Dataset:
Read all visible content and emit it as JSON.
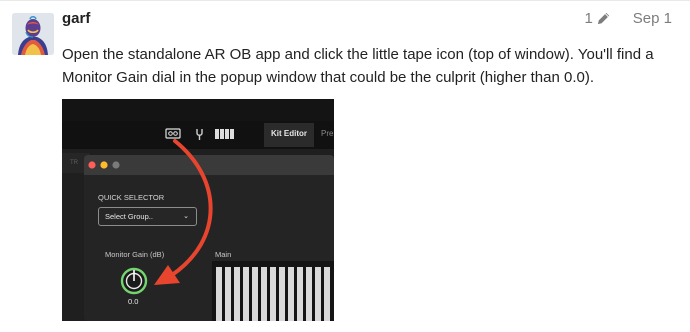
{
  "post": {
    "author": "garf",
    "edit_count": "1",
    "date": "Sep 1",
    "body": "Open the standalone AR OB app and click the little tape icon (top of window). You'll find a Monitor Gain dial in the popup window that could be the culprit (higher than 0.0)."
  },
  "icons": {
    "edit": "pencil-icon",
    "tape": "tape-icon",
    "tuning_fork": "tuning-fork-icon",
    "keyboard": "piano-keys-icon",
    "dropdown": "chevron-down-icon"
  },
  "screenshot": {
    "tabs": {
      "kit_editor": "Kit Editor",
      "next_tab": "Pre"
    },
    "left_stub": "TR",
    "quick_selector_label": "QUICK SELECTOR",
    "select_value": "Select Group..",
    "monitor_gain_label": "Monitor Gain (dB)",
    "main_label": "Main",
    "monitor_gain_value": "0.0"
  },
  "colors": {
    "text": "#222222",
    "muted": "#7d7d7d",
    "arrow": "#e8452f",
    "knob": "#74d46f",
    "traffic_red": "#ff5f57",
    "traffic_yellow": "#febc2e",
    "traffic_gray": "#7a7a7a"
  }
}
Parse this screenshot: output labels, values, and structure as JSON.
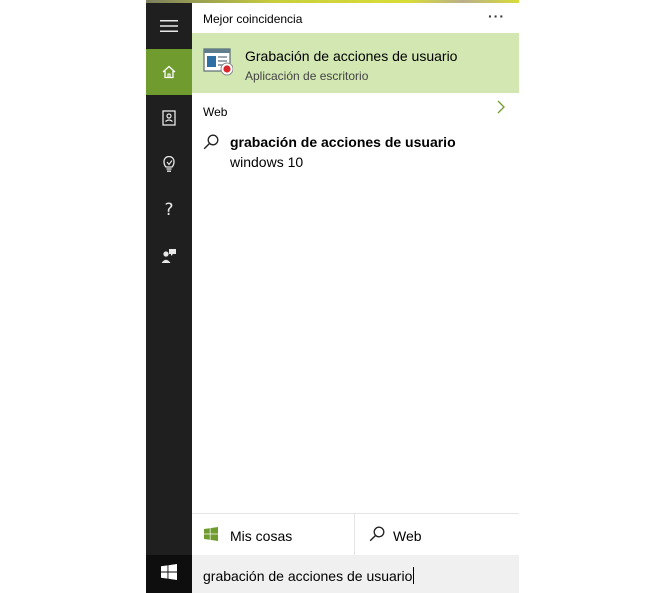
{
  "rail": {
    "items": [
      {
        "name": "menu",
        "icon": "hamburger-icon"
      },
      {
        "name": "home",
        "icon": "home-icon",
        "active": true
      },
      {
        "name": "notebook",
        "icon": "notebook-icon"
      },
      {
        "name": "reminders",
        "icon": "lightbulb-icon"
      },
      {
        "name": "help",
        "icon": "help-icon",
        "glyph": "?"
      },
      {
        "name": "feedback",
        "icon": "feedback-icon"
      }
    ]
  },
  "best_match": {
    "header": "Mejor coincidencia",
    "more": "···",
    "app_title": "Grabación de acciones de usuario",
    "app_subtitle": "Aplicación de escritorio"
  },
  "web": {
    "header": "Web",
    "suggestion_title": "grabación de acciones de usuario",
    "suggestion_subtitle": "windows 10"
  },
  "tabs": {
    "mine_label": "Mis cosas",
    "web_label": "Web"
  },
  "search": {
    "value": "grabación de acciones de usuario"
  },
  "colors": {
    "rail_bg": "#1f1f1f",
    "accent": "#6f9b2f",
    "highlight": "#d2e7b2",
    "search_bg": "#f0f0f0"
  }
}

What the task requires: Extract all the entries word for word; omit any pictures.

Answer to the task:
Read all visible content and emit it as JSON.
{
  "post": {
    "author": "garf",
    "edit_count": "1",
    "date": "Sep 1",
    "body": "Open the standalone AR OB app and click the little tape icon (top of window). You'll find a Monitor Gain dial in the popup window that could be the culprit (higher than 0.0)."
  },
  "icons": {
    "edit": "pencil-icon",
    "tape": "tape-icon",
    "tuning_fork": "tuning-fork-icon",
    "keyboard": "piano-keys-icon",
    "dropdown": "chevron-down-icon"
  },
  "screenshot": {
    "tabs": {
      "kit_editor": "Kit Editor",
      "next_tab": "Pre"
    },
    "left_stub": "TR",
    "quick_selector_label": "QUICK SELECTOR",
    "select_value": "Select Group..",
    "monitor_gain_label": "Monitor Gain (dB)",
    "main_label": "Main",
    "monitor_gain_value": "0.0"
  },
  "colors": {
    "text": "#222222",
    "muted": "#7d7d7d",
    "arrow": "#e8452f",
    "knob": "#74d46f",
    "traffic_red": "#ff5f57",
    "traffic_yellow": "#febc2e",
    "traffic_gray": "#7a7a7a"
  }
}
Parse this screenshot: output labels, values, and structure as JSON.
{
  "rail": {
    "items": [
      {
        "name": "menu",
        "icon": "hamburger-icon"
      },
      {
        "name": "home",
        "icon": "home-icon",
        "active": true
      },
      {
        "name": "notebook",
        "icon": "notebook-icon"
      },
      {
        "name": "reminders",
        "icon": "lightbulb-icon"
      },
      {
        "name": "help",
        "icon": "help-icon",
        "glyph": "?"
      },
      {
        "name": "feedback",
        "icon": "feedback-icon"
      }
    ]
  },
  "best_match": {
    "header": "Mejor coincidencia",
    "more": "···",
    "app_title": "Grabación de acciones de usuario",
    "app_subtitle": "Aplicación de escritorio"
  },
  "web": {
    "header": "Web",
    "suggestion_title": "grabación de acciones de usuario",
    "suggestion_subtitle": "windows 10"
  },
  "tabs": {
    "mine_label": "Mis cosas",
    "web_label": "Web"
  },
  "search": {
    "value": "grabación de acciones de usuario"
  },
  "colors": {
    "rail_bg": "#1f1f1f",
    "accent": "#6f9b2f",
    "highlight": "#d2e7b2",
    "search_bg": "#f0f0f0"
  }
}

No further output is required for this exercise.